**RECORDS:**

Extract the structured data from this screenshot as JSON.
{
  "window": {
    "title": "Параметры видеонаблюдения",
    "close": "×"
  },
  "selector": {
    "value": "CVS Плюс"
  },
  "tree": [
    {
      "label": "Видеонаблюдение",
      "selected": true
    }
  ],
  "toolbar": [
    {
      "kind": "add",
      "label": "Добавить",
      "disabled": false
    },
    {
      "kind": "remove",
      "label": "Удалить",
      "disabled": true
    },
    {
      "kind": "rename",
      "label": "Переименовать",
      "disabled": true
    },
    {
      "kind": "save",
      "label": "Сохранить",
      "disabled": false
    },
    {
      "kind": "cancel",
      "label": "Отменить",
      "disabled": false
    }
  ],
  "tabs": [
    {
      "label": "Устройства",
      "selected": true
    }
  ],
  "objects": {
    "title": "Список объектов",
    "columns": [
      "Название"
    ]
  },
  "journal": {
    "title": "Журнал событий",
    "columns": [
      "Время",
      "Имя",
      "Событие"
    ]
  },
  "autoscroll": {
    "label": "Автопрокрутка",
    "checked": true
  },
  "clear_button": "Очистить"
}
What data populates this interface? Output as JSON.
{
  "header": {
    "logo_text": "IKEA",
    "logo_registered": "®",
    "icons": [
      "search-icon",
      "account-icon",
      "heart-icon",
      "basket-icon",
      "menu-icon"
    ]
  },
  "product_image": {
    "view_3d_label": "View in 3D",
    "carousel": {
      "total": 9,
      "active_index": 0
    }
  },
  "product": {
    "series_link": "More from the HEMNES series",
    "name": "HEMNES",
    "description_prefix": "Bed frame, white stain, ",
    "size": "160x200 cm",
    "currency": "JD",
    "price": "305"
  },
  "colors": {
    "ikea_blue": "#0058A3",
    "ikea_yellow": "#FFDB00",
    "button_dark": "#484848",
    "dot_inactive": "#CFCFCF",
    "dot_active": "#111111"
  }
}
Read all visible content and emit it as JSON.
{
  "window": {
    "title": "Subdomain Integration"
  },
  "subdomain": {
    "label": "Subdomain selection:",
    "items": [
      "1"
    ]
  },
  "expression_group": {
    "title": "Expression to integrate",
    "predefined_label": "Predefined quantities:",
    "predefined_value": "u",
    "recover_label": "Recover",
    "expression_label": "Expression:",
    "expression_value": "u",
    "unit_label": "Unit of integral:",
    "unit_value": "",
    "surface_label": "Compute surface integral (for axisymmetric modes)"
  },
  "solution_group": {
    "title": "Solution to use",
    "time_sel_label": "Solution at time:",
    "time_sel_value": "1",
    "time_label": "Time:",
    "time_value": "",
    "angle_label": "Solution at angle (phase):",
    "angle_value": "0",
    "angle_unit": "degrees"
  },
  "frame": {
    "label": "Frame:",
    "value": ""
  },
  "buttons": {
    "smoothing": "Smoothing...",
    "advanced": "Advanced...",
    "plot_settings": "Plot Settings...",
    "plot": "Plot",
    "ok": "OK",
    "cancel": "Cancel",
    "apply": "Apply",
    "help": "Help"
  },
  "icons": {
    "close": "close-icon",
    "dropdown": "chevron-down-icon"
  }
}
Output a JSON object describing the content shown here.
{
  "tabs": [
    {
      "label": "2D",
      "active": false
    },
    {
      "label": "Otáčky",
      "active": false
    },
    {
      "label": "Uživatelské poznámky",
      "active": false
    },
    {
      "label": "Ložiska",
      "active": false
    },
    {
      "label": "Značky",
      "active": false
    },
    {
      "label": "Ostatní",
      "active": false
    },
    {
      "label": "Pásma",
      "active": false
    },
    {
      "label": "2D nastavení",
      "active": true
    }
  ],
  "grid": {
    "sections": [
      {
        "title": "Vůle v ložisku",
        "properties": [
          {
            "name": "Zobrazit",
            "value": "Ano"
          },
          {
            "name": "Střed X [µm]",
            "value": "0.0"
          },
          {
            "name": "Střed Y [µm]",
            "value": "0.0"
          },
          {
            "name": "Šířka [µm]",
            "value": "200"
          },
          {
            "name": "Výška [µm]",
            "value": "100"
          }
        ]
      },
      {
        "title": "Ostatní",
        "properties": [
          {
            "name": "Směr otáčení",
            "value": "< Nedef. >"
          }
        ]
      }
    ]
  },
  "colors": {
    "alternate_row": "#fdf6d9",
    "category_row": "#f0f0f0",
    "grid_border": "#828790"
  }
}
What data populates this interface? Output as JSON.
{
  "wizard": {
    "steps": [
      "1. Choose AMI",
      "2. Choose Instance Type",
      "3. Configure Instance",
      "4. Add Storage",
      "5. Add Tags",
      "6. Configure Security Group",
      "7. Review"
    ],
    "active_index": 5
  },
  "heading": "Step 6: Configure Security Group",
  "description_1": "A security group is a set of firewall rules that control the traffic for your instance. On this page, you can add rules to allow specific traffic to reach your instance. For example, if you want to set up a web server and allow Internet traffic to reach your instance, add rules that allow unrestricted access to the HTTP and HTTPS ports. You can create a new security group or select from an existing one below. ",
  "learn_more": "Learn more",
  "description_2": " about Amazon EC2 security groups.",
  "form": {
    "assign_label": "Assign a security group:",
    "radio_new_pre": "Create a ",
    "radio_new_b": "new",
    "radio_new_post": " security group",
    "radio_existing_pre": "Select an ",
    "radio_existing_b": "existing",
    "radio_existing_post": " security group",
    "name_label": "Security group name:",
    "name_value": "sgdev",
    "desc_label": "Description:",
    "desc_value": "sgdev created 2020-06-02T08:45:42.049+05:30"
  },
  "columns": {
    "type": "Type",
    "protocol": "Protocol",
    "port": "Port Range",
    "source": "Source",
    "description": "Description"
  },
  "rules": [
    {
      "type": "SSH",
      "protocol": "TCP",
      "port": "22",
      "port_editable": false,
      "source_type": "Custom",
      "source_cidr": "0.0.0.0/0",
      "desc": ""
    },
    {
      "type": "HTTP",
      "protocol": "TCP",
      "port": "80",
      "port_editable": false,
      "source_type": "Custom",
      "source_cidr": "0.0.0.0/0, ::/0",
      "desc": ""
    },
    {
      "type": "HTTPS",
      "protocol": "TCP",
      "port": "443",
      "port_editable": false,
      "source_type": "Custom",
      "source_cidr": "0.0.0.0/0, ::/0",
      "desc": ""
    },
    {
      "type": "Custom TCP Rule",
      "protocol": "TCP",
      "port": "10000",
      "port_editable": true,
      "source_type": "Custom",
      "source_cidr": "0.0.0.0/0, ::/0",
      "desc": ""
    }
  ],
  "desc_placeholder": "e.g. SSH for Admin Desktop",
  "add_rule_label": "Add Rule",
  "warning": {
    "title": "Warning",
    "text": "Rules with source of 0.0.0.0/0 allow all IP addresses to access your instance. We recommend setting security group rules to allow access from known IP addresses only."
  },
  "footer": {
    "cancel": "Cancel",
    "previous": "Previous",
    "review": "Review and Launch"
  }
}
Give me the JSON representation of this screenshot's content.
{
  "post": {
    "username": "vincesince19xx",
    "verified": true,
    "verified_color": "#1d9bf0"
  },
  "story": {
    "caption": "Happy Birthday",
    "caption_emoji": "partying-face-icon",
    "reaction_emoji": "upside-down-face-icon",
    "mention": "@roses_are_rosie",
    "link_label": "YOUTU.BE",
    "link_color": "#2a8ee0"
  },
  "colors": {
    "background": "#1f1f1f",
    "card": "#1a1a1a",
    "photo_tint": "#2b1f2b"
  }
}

**THE PROBLEM:**
What is the number of lines in the listing that contain the string "down"? Reply with that number alone.

**SOLUTION TO THIS PROBLEM:**
2